■ **EXERCISE AIM**
Repeat each entry word for word. Leave any images out of the copy.

■ **DATASET**
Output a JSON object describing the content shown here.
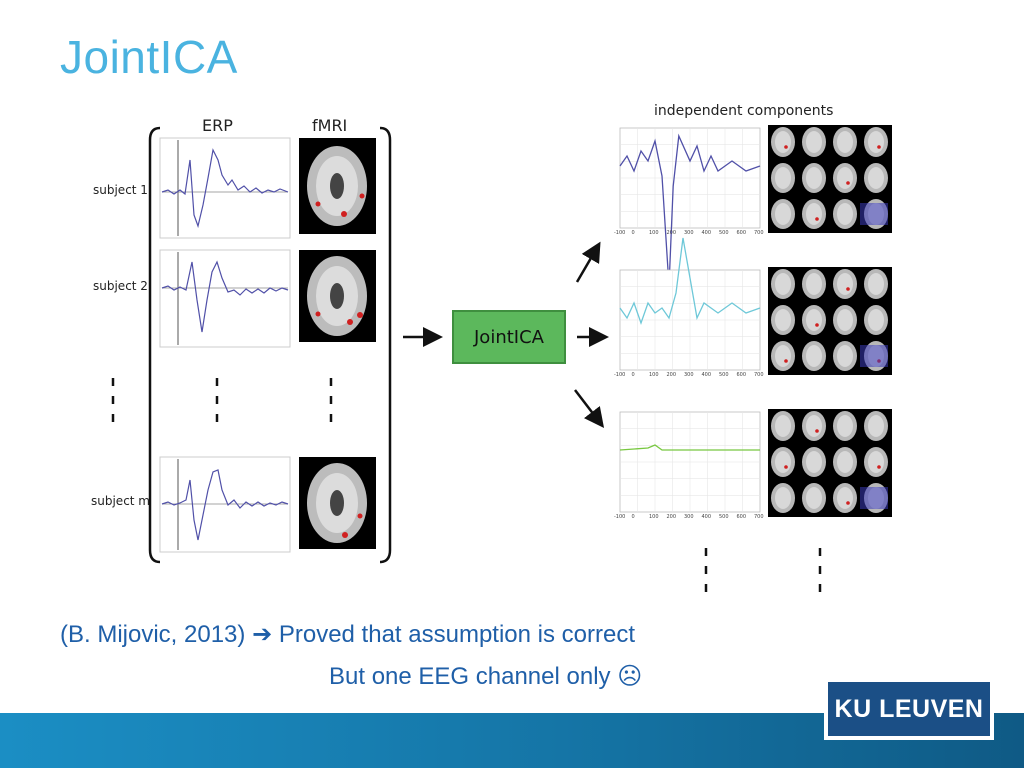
{
  "slide": {
    "title": "JointICA",
    "caption_line1_left": "(B. Mijovic, 2013)",
    "caption_arrow": "➔",
    "caption_line1_right": "Proved that assumption is correct",
    "caption_line2": "But one EEG channel only ☹",
    "logo_text": "KU LEUVEN"
  },
  "figure": {
    "col_erp": "ERP",
    "col_fmri": "fMRI",
    "subjects": [
      "subject 1",
      "subject 2",
      "subject m"
    ],
    "jointica_label": "JointICA",
    "components_title": "independent components",
    "x_ticks": [
      "-100",
      "0",
      "100",
      "200",
      "300",
      "400",
      "500",
      "600",
      "700"
    ],
    "component_colors": [
      "#5050a8",
      "#6ec8d8",
      "#78c840"
    ]
  }
}
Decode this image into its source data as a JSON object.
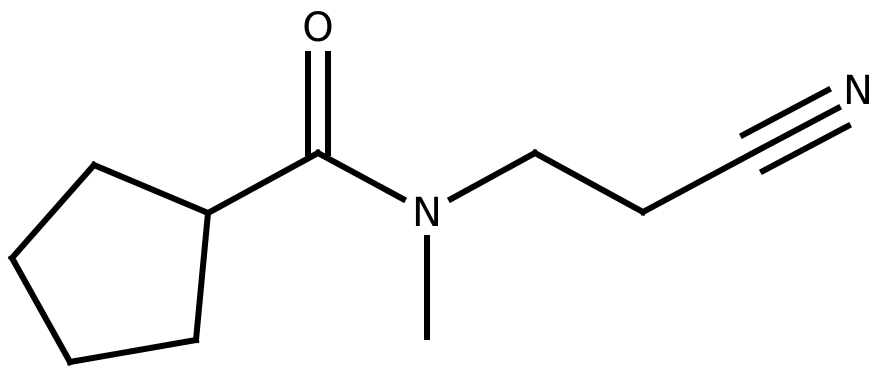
{
  "molecule": {
    "atoms": [
      {
        "id": "O",
        "label": "O"
      },
      {
        "id": "N_amide",
        "label": "N"
      },
      {
        "id": "N_nitrile",
        "label": "N"
      }
    ],
    "colors": {
      "bond": "#000000",
      "label": "#000000",
      "background": "#ffffff"
    }
  }
}
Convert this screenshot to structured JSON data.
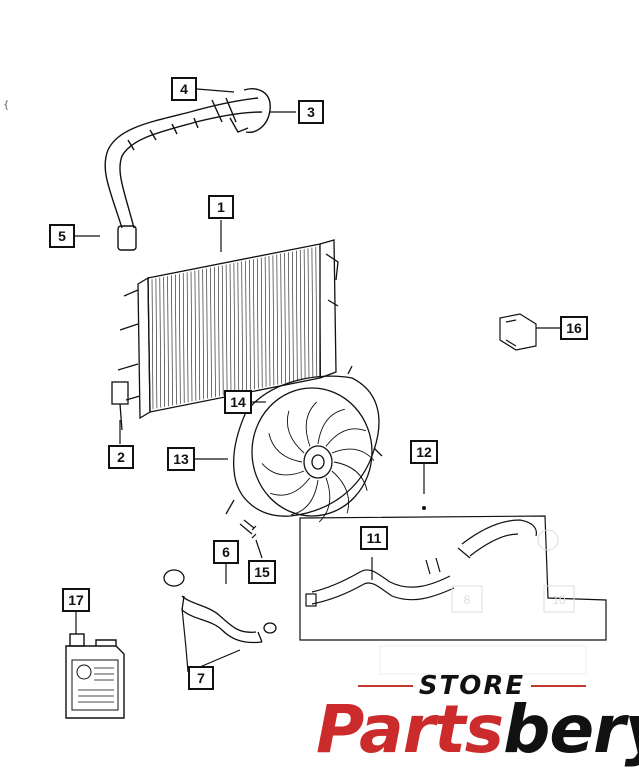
{
  "callouts": {
    "c1": "1",
    "c2": "2",
    "c3": "3",
    "c4": "4",
    "c5": "5",
    "c6": "6",
    "c7": "7",
    "c11": "11",
    "c12": "12",
    "c13": "13",
    "c14": "14",
    "c15": "15",
    "c16": "16",
    "c17": "17"
  },
  "faded_labels": {
    "f1": "8",
    "f2": "10"
  },
  "brand": {
    "store": "STORE",
    "name_red": "Parts",
    "name_black": "bery"
  },
  "stray_mark": "{"
}
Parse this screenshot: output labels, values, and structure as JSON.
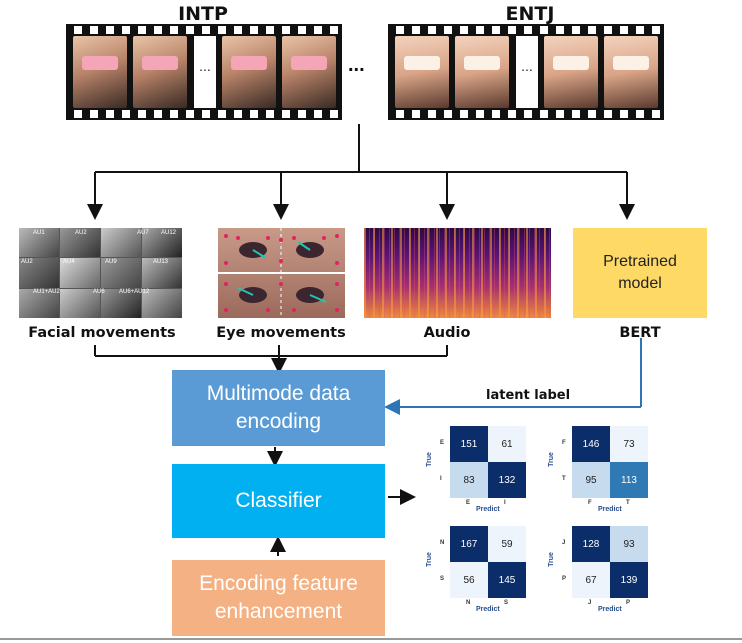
{
  "top": {
    "left_label": "INTP",
    "right_label": "ENTJ",
    "frame_ellipsis": "...",
    "between_ellipsis": "..."
  },
  "modalities": [
    {
      "caption": "Facial movements",
      "icon": "face-grid-image"
    },
    {
      "caption": "Eye movements",
      "icon": "eye-landmarks-image"
    },
    {
      "caption": "Audio",
      "icon": "spectrogram-image"
    },
    {
      "caption": "BERT",
      "icon": "pretrained-model-box"
    }
  ],
  "pretrained_box": "Pretrained model",
  "au_labels": [
    "AU1",
    "AU2",
    "AU7",
    "AU12",
    "AU2",
    "AU4",
    "AU9",
    "AU13",
    "AU1+AU2",
    "AU6",
    "AU6+AU12"
  ],
  "blocks": {
    "encoding": "Multimode data encoding",
    "classifier": "Classifier",
    "enhancement": "Encoding feature enhancement"
  },
  "latent_label": "latent label",
  "colors": {
    "encoding": "#5b9bd5",
    "classifier": "#00b0f0",
    "enhancement": "#f4b183",
    "pretrained": "#ffd966",
    "cm_dark": "#0b2e6b",
    "cm_mid": "#2f79b5",
    "cm_light": "#c7dbef",
    "cm_lightest": "#eef4fb"
  },
  "confusion_matrices": [
    {
      "row_labels": [
        "E",
        "I"
      ],
      "col_labels": [
        "E",
        "I"
      ],
      "values": [
        [
          151,
          61
        ],
        [
          83,
          132
        ]
      ],
      "ytitle": "True",
      "xtitle": "Predict"
    },
    {
      "row_labels": [
        "F",
        "T"
      ],
      "col_labels": [
        "F",
        "T"
      ],
      "values": [
        [
          146,
          73
        ],
        [
          95,
          113
        ]
      ],
      "ytitle": "True",
      "xtitle": "Predict"
    },
    {
      "row_labels": [
        "N",
        "S"
      ],
      "col_labels": [
        "N",
        "S"
      ],
      "values": [
        [
          167,
          59
        ],
        [
          56,
          145
        ]
      ],
      "ytitle": "True",
      "xtitle": "Predict"
    },
    {
      "row_labels": [
        "J",
        "P"
      ],
      "col_labels": [
        "J",
        "P"
      ],
      "values": [
        [
          128,
          93
        ],
        [
          67,
          139
        ]
      ],
      "ytitle": "True",
      "xtitle": "Predict"
    }
  ]
}
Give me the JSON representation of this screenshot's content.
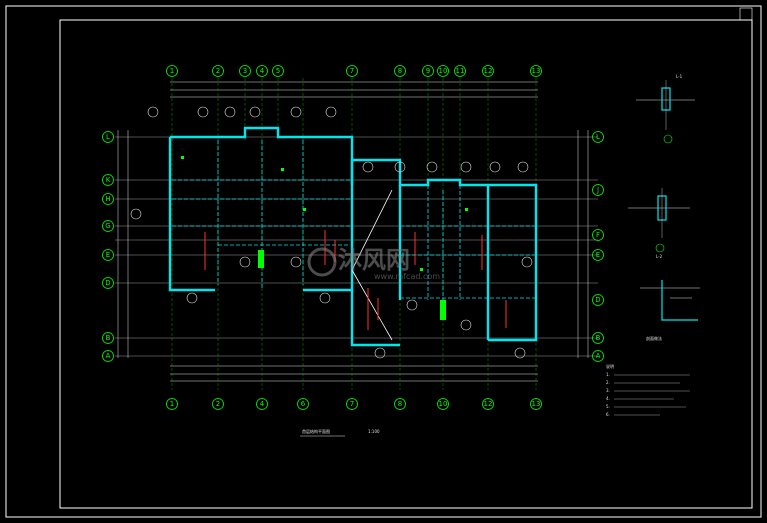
{
  "drawing": {
    "title": "首层结构平面图",
    "scale": "1:100",
    "watermark_brand": "沐风网",
    "watermark_url": "www.mfcad.com"
  },
  "axes": {
    "top_numbers": [
      "1",
      "2",
      "3",
      "4",
      "5",
      "7",
      "8",
      "9",
      "10",
      "11",
      "12",
      "13"
    ],
    "bottom_numbers": [
      "1",
      "2",
      "4",
      "6",
      "7",
      "8",
      "10",
      "12",
      "13"
    ],
    "left_letters": [
      "L",
      "K",
      "H",
      "G",
      "E",
      "D",
      "B",
      "A"
    ],
    "right_letters": [
      "L",
      "J",
      "F",
      "E",
      "D",
      "B",
      "A"
    ]
  },
  "details": {
    "d1_label": "L-1",
    "d2_label": "L-2",
    "d3_label": "剖面做法"
  },
  "notes": {
    "heading": "说明",
    "lines": [
      "1.",
      "2.",
      "3.",
      "4.",
      "5.",
      "6."
    ]
  },
  "colors": {
    "wall": "#00e5ee",
    "axis": "#00ff00",
    "beam": "#ff3030",
    "dim": "#e0e0e0",
    "frame": "#ffffff"
  }
}
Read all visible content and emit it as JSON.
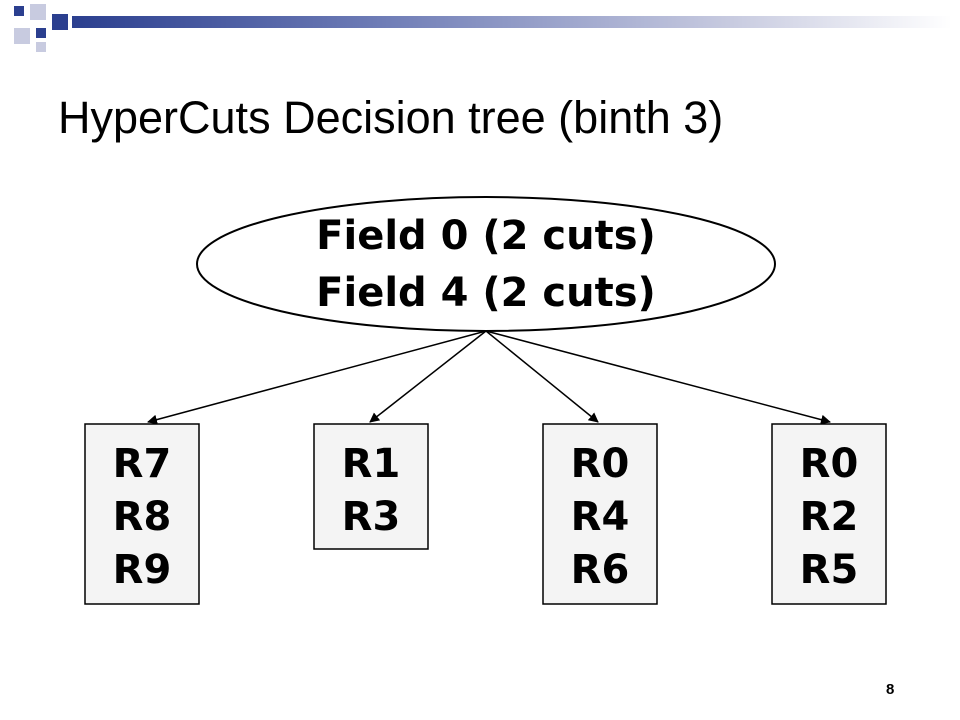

■ **THE SOLUTION**
Output a JSON object describing the content shown here.
{
  "slide": {
    "title": "JointICA",
    "caption_line1_left": "(B. Mijovic, 2013)",
    "caption_arrow": "➔",
    "caption_line1_right": "Proved that assumption is correct",
    "caption_line2": "But one EEG channel only ☹",
    "logo_text": "KU LEUVEN"
  },
  "figure": {
    "col_erp": "ERP",
    "col_fmri": "fMRI",
    "subjects": [
      "subject 1",
      "subject 2",
      "subject m"
    ],
    "jointica_label": "JointICA",
    "components_title": "independent components",
    "x_ticks": [
      "-100",
      "0",
      "100",
      "200",
      "300",
      "400",
      "500",
      "600",
      "700"
    ],
    "component_colors": [
      "#5050a8",
      "#6ec8d8",
      "#78c840"
    ]
  }
}
Decode this image into its source data as a JSON object.
{
  "molecule": {
    "atoms": [
      {
        "id": "O",
        "label": "O"
      },
      {
        "id": "N_amide",
        "label": "N"
      },
      {
        "id": "N_nitrile",
        "label": "N"
      }
    ],
    "colors": {
      "bond": "#000000",
      "label": "#000000",
      "background": "#ffffff"
    }
  }
}
Convert this screenshot to structured JSON data.
{
  "callouts": {
    "c1": "1",
    "c2": "2",
    "c3": "3",
    "c4": "4",
    "c5": "5",
    "c6": "6",
    "c7": "7",
    "c11": "11",
    "c12": "12",
    "c13": "13",
    "c14": "14",
    "c15": "15",
    "c16": "16",
    "c17": "17"
  },
  "faded_labels": {
    "f1": "8",
    "f2": "10"
  },
  "brand": {
    "store": "STORE",
    "name_red": "Parts",
    "name_black": "bery"
  },
  "stray_mark": "{"
}
Parse this screenshot: output labels, values, and structure as JSON.
{
  "top": {
    "left_label": "INTP",
    "right_label": "ENTJ",
    "frame_ellipsis": "...",
    "between_ellipsis": "..."
  },
  "modalities": [
    {
      "caption": "Facial movements",
      "icon": "face-grid-image"
    },
    {
      "caption": "Eye movements",
      "icon": "eye-landmarks-image"
    },
    {
      "caption": "Audio",
      "icon": "spectrogram-image"
    },
    {
      "caption": "BERT",
      "icon": "pretrained-model-box"
    }
  ],
  "pretrained_box": "Pretrained model",
  "au_labels": [
    "AU1",
    "AU2",
    "AU7",
    "AU12",
    "AU2",
    "AU4",
    "AU9",
    "AU13",
    "AU1+AU2",
    "AU6",
    "AU6+AU12"
  ],
  "blocks": {
    "encoding": "Multimode data encoding",
    "classifier": "Classifier",
    "enhancement": "Encoding feature enhancement"
  },
  "latent_label": "latent label",
  "colors": {
    "encoding": "#5b9bd5",
    "classifier": "#00b0f0",
    "enhancement": "#f4b183",
    "pretrained": "#ffd966",
    "cm_dark": "#0b2e6b",
    "cm_mid": "#2f79b5",
    "cm_light": "#c7dbef",
    "cm_lightest": "#eef4fb"
  },
  "confusion_matrices": [
    {
      "row_labels": [
        "E",
        "I"
      ],
      "col_labels": [
        "E",
        "I"
      ],
      "values": [
        [
          151,
          61
        ],
        [
          83,
          132
        ]
      ],
      "ytitle": "True",
      "xtitle": "Predict"
    },
    {
      "row_labels": [
        "F",
        "T"
      ],
      "col_labels": [
        "F",
        "T"
      ],
      "values": [
        [
          146,
          73
        ],
        [
          95,
          113
        ]
      ],
      "ytitle": "True",
      "xtitle": "Predict"
    },
    {
      "row_labels": [
        "N",
        "S"
      ],
      "col_labels": [
        "N",
        "S"
      ],
      "values": [
        [
          167,
          59
        ],
        [
          56,
          145
        ]
      ],
      "ytitle": "True",
      "xtitle": "Predict"
    },
    {
      "row_labels": [
        "J",
        "P"
      ],
      "col_labels": [
        "J",
        "P"
      ],
      "values": [
        [
          128,
          93
        ],
        [
          67,
          139
        ]
      ],
      "ytitle": "True",
      "xtitle": "Predict"
    }
  ]
}
Give me the JSON representation of this screenshot's content.
{
  "drawing": {
    "title": "首层结构平面图",
    "scale": "1:100",
    "watermark_brand": "沐风网",
    "watermark_url": "www.mfcad.com"
  },
  "axes": {
    "top_numbers": [
      "1",
      "2",
      "3",
      "4",
      "5",
      "7",
      "8",
      "9",
      "10",
      "11",
      "12",
      "13"
    ],
    "bottom_numbers": [
      "1",
      "2",
      "4",
      "6",
      "7",
      "8",
      "10",
      "12",
      "13"
    ],
    "left_letters": [
      "L",
      "K",
      "H",
      "G",
      "E",
      "D",
      "B",
      "A"
    ],
    "right_letters": [
      "L",
      "J",
      "F",
      "E",
      "D",
      "B",
      "A"
    ]
  },
  "details": {
    "d1_label": "L-1",
    "d2_label": "L-2",
    "d3_label": "剖面做法"
  },
  "notes": {
    "heading": "说明",
    "lines": [
      "1.",
      "2.",
      "3.",
      "4.",
      "5.",
      "6."
    ]
  },
  "colors": {
    "wall": "#00e5ee",
    "axis": "#00ff00",
    "beam": "#ff3030",
    "dim": "#e0e0e0",
    "frame": "#ffffff"
  }
}
Read all visible content and emit it as JSON.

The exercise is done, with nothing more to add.